YOUR GOAL — Pull out every line in the data that has the string "Порошенко" in it.

DATASET RECORDS —
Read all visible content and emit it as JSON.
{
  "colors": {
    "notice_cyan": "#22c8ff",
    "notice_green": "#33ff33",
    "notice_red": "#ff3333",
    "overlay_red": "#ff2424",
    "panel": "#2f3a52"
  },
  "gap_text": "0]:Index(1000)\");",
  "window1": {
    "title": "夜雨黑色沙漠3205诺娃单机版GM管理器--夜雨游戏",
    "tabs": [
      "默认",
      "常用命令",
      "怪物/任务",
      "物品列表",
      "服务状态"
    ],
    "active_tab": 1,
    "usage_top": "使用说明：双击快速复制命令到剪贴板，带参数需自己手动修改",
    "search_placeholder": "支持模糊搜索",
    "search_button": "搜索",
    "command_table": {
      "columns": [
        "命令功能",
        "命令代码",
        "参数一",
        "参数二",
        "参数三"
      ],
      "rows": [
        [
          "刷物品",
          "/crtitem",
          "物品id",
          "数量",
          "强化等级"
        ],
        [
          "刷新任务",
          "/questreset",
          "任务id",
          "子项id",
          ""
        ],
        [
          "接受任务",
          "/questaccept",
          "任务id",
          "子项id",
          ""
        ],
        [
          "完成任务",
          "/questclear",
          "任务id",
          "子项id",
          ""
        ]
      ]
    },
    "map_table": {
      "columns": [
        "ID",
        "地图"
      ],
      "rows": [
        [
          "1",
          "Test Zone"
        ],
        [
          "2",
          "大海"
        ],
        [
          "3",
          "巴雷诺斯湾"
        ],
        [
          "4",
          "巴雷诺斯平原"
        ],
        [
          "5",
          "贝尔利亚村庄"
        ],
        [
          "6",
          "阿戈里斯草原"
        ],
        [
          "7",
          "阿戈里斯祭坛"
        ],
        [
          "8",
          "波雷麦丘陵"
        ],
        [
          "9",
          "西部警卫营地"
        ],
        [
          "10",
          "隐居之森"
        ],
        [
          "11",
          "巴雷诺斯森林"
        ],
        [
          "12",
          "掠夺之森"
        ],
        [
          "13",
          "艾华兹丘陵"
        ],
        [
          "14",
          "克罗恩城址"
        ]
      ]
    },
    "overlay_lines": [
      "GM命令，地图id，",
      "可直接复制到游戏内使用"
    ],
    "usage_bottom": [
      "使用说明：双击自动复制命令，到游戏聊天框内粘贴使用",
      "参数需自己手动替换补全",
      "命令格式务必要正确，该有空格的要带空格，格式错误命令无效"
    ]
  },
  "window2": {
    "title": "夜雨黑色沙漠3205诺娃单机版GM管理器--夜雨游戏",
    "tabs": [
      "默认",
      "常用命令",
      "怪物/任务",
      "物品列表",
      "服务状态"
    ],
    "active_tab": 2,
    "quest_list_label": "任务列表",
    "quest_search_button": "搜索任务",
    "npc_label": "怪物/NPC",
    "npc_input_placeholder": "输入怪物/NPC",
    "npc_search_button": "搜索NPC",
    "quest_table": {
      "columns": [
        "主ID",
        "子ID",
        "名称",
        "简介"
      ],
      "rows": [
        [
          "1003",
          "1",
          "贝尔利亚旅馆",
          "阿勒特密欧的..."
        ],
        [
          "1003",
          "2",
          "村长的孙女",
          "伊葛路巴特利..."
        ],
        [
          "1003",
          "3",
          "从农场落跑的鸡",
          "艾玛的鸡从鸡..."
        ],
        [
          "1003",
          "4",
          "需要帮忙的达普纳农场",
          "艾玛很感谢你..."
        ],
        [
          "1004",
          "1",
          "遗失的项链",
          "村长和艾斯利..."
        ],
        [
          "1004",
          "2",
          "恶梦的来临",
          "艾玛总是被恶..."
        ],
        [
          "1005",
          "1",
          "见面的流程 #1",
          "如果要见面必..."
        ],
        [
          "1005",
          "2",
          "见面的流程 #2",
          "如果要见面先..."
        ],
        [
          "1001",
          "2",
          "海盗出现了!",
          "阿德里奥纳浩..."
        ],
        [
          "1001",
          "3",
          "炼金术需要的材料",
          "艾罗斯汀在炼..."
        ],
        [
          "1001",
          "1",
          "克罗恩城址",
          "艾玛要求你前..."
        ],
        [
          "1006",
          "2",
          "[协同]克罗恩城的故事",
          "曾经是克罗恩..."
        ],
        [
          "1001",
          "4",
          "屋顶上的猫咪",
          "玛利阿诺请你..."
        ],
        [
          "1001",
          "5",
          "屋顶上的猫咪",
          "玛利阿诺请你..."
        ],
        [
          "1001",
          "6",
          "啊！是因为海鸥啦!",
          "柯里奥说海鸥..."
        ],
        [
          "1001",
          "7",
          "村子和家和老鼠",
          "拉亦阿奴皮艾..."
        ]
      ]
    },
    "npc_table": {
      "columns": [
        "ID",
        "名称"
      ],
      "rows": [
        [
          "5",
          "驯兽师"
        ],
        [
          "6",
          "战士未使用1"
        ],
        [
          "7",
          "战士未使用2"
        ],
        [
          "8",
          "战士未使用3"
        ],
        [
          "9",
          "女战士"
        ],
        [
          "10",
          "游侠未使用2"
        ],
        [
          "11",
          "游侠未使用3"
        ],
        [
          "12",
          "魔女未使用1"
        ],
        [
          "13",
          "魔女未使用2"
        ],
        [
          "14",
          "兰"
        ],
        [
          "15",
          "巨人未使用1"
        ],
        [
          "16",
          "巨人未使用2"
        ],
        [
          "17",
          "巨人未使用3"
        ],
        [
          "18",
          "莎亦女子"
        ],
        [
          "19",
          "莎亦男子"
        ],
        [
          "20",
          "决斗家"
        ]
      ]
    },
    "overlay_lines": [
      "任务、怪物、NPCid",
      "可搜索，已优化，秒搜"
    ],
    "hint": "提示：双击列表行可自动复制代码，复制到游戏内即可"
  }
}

---

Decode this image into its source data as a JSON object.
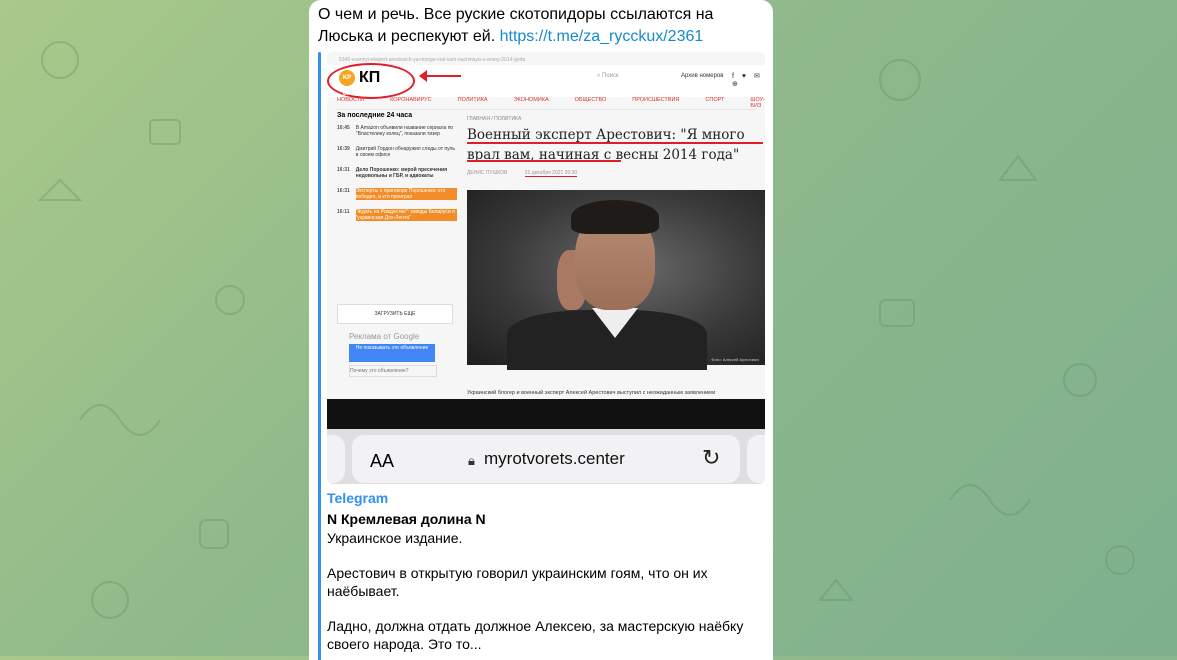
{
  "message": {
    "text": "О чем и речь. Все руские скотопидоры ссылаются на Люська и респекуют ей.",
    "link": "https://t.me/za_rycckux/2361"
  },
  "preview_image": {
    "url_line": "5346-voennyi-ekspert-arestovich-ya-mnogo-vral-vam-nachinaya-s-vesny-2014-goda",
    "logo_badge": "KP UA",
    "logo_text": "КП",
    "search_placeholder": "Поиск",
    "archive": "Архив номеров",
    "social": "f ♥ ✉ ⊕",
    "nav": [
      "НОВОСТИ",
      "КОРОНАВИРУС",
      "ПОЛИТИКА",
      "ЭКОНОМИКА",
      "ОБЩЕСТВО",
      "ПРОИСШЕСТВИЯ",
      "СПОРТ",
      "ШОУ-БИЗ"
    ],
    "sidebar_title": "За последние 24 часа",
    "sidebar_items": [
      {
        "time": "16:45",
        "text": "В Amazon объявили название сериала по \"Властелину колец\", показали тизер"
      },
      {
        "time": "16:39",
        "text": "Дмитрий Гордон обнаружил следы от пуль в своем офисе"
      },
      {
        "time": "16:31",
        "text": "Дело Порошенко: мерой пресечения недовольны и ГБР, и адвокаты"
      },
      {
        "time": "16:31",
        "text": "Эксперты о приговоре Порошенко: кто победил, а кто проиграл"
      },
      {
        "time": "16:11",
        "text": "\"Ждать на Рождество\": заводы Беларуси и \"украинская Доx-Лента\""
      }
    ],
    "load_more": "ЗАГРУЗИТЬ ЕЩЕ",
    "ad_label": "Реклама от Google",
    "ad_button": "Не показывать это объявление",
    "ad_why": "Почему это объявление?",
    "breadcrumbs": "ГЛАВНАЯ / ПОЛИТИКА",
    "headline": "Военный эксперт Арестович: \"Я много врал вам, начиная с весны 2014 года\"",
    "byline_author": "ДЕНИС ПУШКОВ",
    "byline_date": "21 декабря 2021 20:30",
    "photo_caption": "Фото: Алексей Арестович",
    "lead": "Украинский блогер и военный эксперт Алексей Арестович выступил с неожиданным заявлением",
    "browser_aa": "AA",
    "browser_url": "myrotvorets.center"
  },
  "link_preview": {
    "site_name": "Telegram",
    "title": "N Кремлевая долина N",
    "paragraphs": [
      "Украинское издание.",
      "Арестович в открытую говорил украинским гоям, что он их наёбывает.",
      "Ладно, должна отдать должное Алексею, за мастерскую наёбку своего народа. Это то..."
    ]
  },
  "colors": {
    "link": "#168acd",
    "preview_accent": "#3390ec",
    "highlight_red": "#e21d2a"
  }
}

EXPECTED ANSWER —
        "text": "Дело Порошенко: мерой пресечения недовольны и ГБР, и адвокаты"
        "text": "Эксперты о приговоре Порошенко: кто победил, а кто проиграл"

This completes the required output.